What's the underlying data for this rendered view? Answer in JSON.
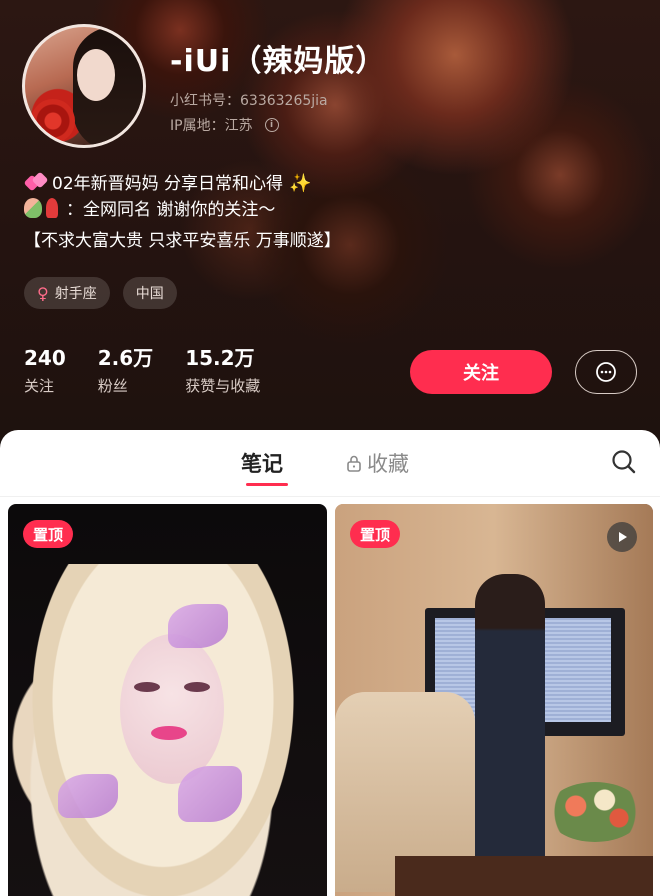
{
  "profile": {
    "name": "-iUi（辣妈版）",
    "xhs_id": "小红书号：63363265jia",
    "ip_location": "IP属地：江苏",
    "bio_line1": "02年新晋妈妈 分享日常和心得",
    "bio_line2": "：全网同名 谢谢你的关注～",
    "bio_line3": "【不求大富大贵 只求平安喜乐 万事顺遂】"
  },
  "tags": [
    {
      "label": "射手座",
      "icon": "female-icon"
    },
    {
      "label": "中国"
    }
  ],
  "stats": [
    {
      "value": "240",
      "label": "关注"
    },
    {
      "value": "2.6万",
      "label": "粉丝"
    },
    {
      "value": "15.2万",
      "label": "获赞与收藏"
    }
  ],
  "actions": {
    "follow_label": "关注",
    "message_icon": "chat-bubble-icon"
  },
  "tabs": {
    "notes_label": "笔记",
    "collect_label": "收藏",
    "collect_icon": "lock-icon",
    "search_icon": "search-icon"
  },
  "cards": [
    {
      "badge": "置顶",
      "has_video": false
    },
    {
      "badge": "置顶",
      "has_video": true
    }
  ],
  "colors": {
    "accent": "#ff2d4f",
    "header_bg": "#241310"
  }
}
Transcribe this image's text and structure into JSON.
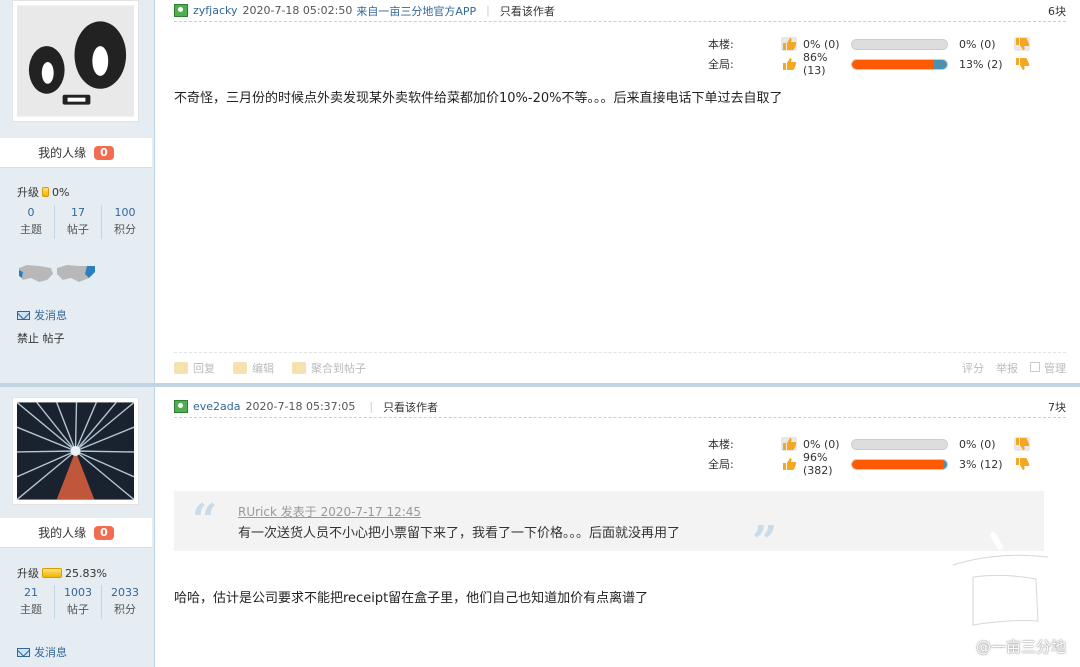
{
  "colors": {
    "accent": "#336699",
    "badge": "#f26c4f",
    "upbar": "#ff5a00",
    "downbar": "#4a90b0",
    "sidebar": "#e5edf2"
  },
  "posts": [
    {
      "avatar": "cartoon-face-avatar",
      "renyuan_label": "我的人缘",
      "renyuan_value": "0",
      "level_label": "升级",
      "level_pct": "0%",
      "level_fraction": 0.0,
      "stats": [
        {
          "num": "0",
          "label": "主题"
        },
        {
          "num": "17",
          "label": "帖子"
        },
        {
          "num": "100",
          "label": "积分"
        }
      ],
      "send_msg": "发消息",
      "banned": "禁止 帖子",
      "author": "zyfjacky",
      "time": "2020-7-18 05:02:50",
      "app": "来自一亩三分地官方APP",
      "only_author": "只看该作者",
      "floor": "6块",
      "vote": {
        "local_label": "本楼:",
        "local_up": "0% (0)",
        "local_down": "0% (0)",
        "local_fraction": 0.0,
        "global_label": "全局:",
        "global_up": "86% (13)",
        "global_down": "13% (2)",
        "global_fraction": 0.86
      },
      "message": "不奇怪，三月份的时候点外卖发现某外卖软件给菜都加价10%-20%不等。。。后来直接电话下单过去自取了",
      "actions": {
        "reply": "回复",
        "edit": "编辑",
        "collect": "聚合到帖子",
        "rate": "评分",
        "report": "举报",
        "manage": "管理"
      }
    },
    {
      "avatar": "forest-looking-up-avatar",
      "renyuan_label": "我的人缘",
      "renyuan_value": "0",
      "level_label": "升级",
      "level_pct": "25.83%",
      "level_fraction": 0.2583,
      "stats": [
        {
          "num": "21",
          "label": "主题"
        },
        {
          "num": "1003",
          "label": "帖子"
        },
        {
          "num": "2033",
          "label": "积分"
        }
      ],
      "send_msg": "发消息",
      "author": "eve2ada",
      "time": "2020-7-18 05:37:05",
      "only_author": "只看该作者",
      "floor": "7块",
      "vote": {
        "local_label": "本楼:",
        "local_up": "0% (0)",
        "local_down": "0% (0)",
        "local_fraction": 0.0,
        "global_label": "全局:",
        "global_up": "96% (382)",
        "global_down": "3% (12)",
        "global_fraction": 0.96
      },
      "quote_author": "RUrick 发表于 2020-7-17 12:45",
      "quote_text": "有一次送货人员不小心把小票留下来了，我看了一下价格。。。后面就没再用了",
      "message": "哈哈，估计是公司要求不能把receipt留在盒子里，他们自己也知道加价有点离谱了"
    }
  ],
  "watermark": "@一亩三分地"
}
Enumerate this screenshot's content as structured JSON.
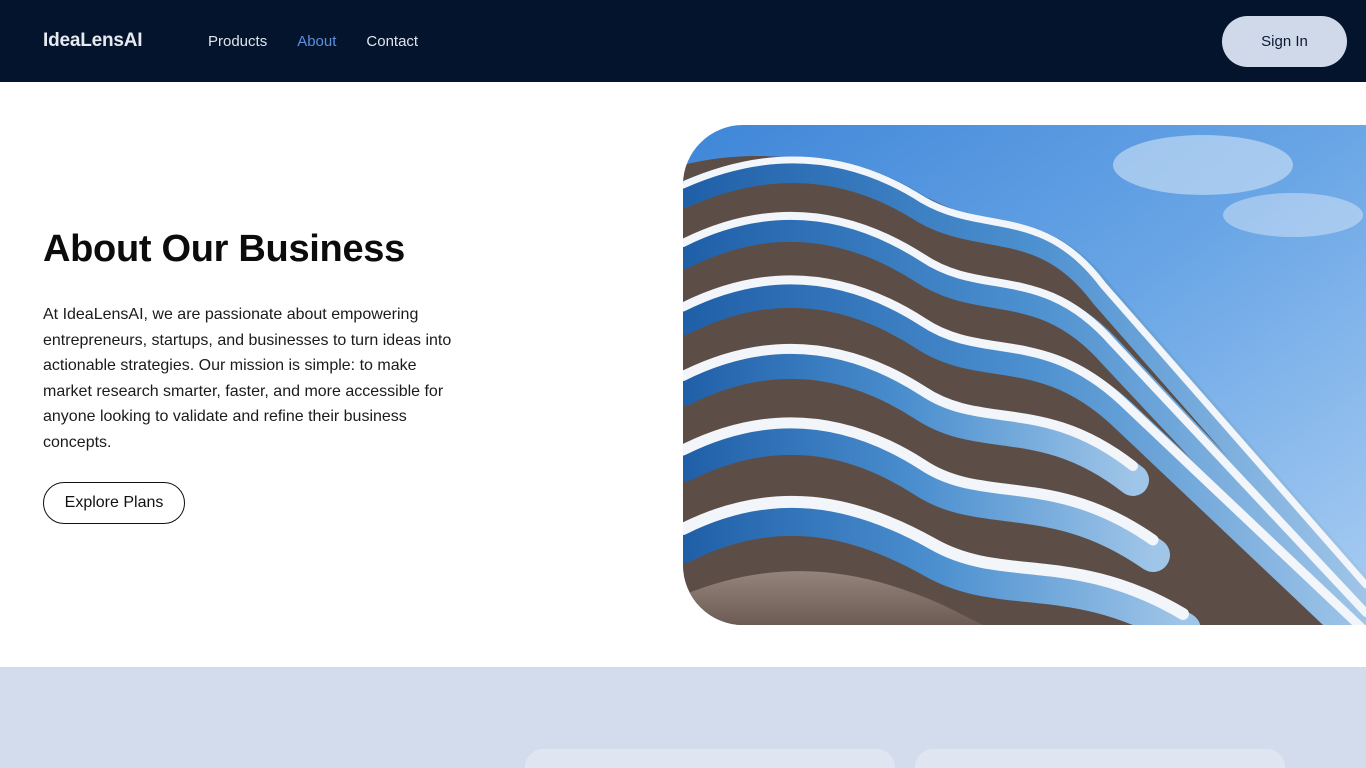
{
  "header": {
    "logo": "IdeaLensAI",
    "nav": [
      {
        "label": "Products",
        "active": false
      },
      {
        "label": "About",
        "active": true
      },
      {
        "label": "Contact",
        "active": false
      }
    ],
    "sign_in_label": "Sign In"
  },
  "hero": {
    "title": "About Our Business",
    "body": "At IdeaLensAI, we are passionate about empowering entrepreneurs, startups, and businesses to turn ideas into actionable strategies. Our mission is simple: to make market research smarter, faster, and more accessible for anyone looking to validate and refine their business concepts.",
    "cta_label": "Explore Plans"
  },
  "colors": {
    "header_bg": "#04142c",
    "nav_active": "#5b8fdd",
    "sign_in_bg": "#cfd9ea",
    "band_bg": "#d2dcec"
  }
}
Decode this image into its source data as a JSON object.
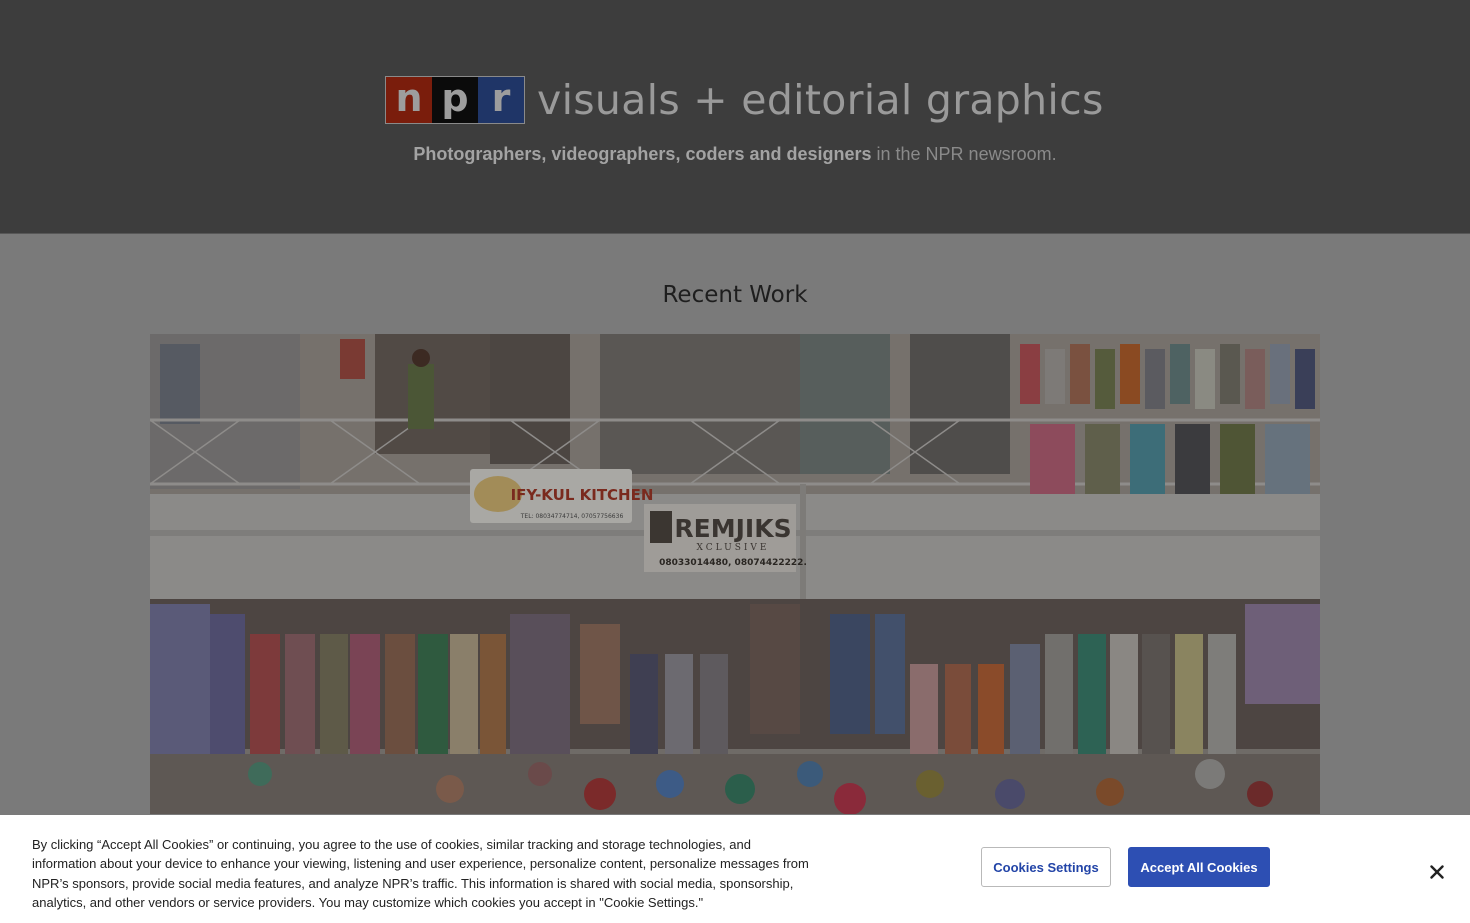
--------------------------------
## [SHORT EXERCISE]
Give all the lines above again, character for character, without pictures.

## [THE SOLUTION]
What's the underlying data for this rendered view? Answer in JSON.
{
  "profile": {
    "name": "-iUi（辣妈版）",
    "xhs_id": "小红书号：63363265jia",
    "ip_location": "IP属地：江苏",
    "bio_line1": "02年新晋妈妈 分享日常和心得",
    "bio_line2": "：全网同名 谢谢你的关注～",
    "bio_line3": "【不求大富大贵 只求平安喜乐 万事顺遂】"
  },
  "tags": [
    {
      "label": "射手座",
      "icon": "female-icon"
    },
    {
      "label": "中国"
    }
  ],
  "stats": [
    {
      "value": "240",
      "label": "关注"
    },
    {
      "value": "2.6万",
      "label": "粉丝"
    },
    {
      "value": "15.2万",
      "label": "获赞与收藏"
    }
  ],
  "actions": {
    "follow_label": "关注",
    "message_icon": "chat-bubble-icon"
  },
  "tabs": {
    "notes_label": "笔记",
    "collect_label": "收藏",
    "collect_icon": "lock-icon",
    "search_icon": "search-icon"
  },
  "cards": [
    {
      "badge": "置顶",
      "has_video": false
    },
    {
      "badge": "置顶",
      "has_video": true
    }
  ],
  "colors": {
    "accent": "#ff2d4f",
    "header_bg": "#241310"
  }
}
Transcribe this image's text and structure into JSON.
{
  "colors": {
    "accent": "#336699",
    "badge": "#f26c4f",
    "upbar": "#ff5a00",
    "downbar": "#4a90b0",
    "sidebar": "#e5edf2"
  },
  "posts": [
    {
      "avatar": "cartoon-face-avatar",
      "renyuan_label": "我的人缘",
      "renyuan_value": "0",
      "level_label": "升级",
      "level_pct": "0%",
      "level_fraction": 0.0,
      "stats": [
        {
          "num": "0",
          "label": "主题"
        },
        {
          "num": "17",
          "label": "帖子"
        },
        {
          "num": "100",
          "label": "积分"
        }
      ],
      "send_msg": "发消息",
      "banned": "禁止 帖子",
      "author": "zyfjacky",
      "time": "2020-7-18 05:02:50",
      "app": "来自一亩三分地官方APP",
      "only_author": "只看该作者",
      "floor": "6块",
      "vote": {
        "local_label": "本楼:",
        "local_up": "0% (0)",
        "local_down": "0% (0)",
        "local_fraction": 0.0,
        "global_label": "全局:",
        "global_up": "86% (13)",
        "global_down": "13% (2)",
        "global_fraction": 0.86
      },
      "message": "不奇怪，三月份的时候点外卖发现某外卖软件给菜都加价10%-20%不等。。。后来直接电话下单过去自取了",
      "actions": {
        "reply": "回复",
        "edit": "编辑",
        "collect": "聚合到帖子",
        "rate": "评分",
        "report": "举报",
        "manage": "管理"
      }
    },
    {
      "avatar": "forest-looking-up-avatar",
      "renyuan_label": "我的人缘",
      "renyuan_value": "0",
      "level_label": "升级",
      "level_pct": "25.83%",
      "level_fraction": 0.2583,
      "stats": [
        {
          "num": "21",
          "label": "主题"
        },
        {
          "num": "1003",
          "label": "帖子"
        },
        {
          "num": "2033",
          "label": "积分"
        }
      ],
      "send_msg": "发消息",
      "author": "eve2ada",
      "time": "2020-7-18 05:37:05",
      "only_author": "只看该作者",
      "floor": "7块",
      "vote": {
        "local_label": "本楼:",
        "local_up": "0% (0)",
        "local_down": "0% (0)",
        "local_fraction": 0.0,
        "global_label": "全局:",
        "global_up": "96% (382)",
        "global_down": "3% (12)",
        "global_fraction": 0.96
      },
      "quote_author": "RUrick 发表于 2020-7-17 12:45",
      "quote_text": "有一次送货人员不小心把小票留下来了，我看了一下价格。。。后面就没再用了",
      "message": "哈哈，估计是公司要求不能把receipt留在盒子里，他们自己也知道加价有点离谱了"
    }
  ],
  "watermark": "@一亩三分地"
}
Enumerate this screenshot's content as structured JSON.
{
  "header": {
    "logo": "IdeaLensAI",
    "nav": [
      {
        "label": "Products",
        "active": false
      },
      {
        "label": "About",
        "active": true
      },
      {
        "label": "Contact",
        "active": false
      }
    ],
    "sign_in_label": "Sign In"
  },
  "hero": {
    "title": "About Our Business",
    "body": "At IdeaLensAI, we are passionate about empowering entrepreneurs, startups, and businesses to turn ideas into actionable strategies. Our mission is simple: to make market research smarter, faster, and more accessible for anyone looking to validate and refine their business concepts.",
    "cta_label": "Explore Plans"
  },
  "colors": {
    "header_bg": "#04142c",
    "nav_active": "#5b8fdd",
    "sign_in_bg": "#cfd9ea",
    "band_bg": "#d2dcec"
  }
}
Decode this image into its source data as a JSON object.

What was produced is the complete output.